### Requirement
Check each line of the records below for the word "Mars" and copy those where it appears.

Stored data
--*--

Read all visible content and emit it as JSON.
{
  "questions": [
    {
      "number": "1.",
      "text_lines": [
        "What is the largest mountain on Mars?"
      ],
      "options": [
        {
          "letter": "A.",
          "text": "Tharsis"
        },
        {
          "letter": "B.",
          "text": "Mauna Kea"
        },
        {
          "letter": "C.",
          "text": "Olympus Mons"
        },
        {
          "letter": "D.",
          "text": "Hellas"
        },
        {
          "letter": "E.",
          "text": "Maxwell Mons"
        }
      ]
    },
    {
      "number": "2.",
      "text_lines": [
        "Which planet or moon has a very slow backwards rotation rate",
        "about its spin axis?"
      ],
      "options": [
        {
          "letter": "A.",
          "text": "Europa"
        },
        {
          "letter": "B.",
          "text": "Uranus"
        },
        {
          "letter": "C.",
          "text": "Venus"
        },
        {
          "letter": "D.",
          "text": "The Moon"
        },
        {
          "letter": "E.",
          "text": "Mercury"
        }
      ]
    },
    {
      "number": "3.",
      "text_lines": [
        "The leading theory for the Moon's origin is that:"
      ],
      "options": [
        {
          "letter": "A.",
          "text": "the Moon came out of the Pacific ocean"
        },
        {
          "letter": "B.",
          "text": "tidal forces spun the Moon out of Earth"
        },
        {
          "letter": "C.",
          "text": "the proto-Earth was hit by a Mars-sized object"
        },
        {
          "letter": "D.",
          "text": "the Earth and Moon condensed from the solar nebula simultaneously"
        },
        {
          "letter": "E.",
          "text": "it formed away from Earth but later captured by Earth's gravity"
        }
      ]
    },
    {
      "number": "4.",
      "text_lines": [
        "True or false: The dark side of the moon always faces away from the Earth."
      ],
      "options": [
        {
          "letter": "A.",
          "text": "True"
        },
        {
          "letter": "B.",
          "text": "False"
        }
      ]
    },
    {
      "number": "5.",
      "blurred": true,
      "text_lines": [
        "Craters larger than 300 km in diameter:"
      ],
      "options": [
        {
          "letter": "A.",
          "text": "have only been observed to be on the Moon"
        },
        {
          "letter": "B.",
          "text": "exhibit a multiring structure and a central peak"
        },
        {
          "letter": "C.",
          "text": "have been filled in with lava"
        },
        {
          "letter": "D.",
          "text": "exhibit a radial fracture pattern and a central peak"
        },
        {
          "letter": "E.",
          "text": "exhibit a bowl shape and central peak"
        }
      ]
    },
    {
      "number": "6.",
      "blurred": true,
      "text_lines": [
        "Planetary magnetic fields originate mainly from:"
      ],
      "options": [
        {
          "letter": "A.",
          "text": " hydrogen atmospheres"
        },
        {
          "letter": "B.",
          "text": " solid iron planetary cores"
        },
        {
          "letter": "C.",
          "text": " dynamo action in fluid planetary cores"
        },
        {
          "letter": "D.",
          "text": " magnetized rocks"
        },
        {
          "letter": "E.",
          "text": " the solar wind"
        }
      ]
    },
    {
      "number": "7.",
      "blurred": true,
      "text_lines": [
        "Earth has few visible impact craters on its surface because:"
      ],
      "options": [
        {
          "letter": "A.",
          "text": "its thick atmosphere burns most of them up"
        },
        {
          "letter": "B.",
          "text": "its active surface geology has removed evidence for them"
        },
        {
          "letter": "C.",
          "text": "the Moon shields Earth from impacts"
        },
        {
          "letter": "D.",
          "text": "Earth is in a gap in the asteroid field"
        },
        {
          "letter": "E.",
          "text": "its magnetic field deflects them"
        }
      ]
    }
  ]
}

--*--

### Written solution
        "What is the largest mountain on Mars?"
          "text": "the proto-Earth was hit by a Mars-sized object"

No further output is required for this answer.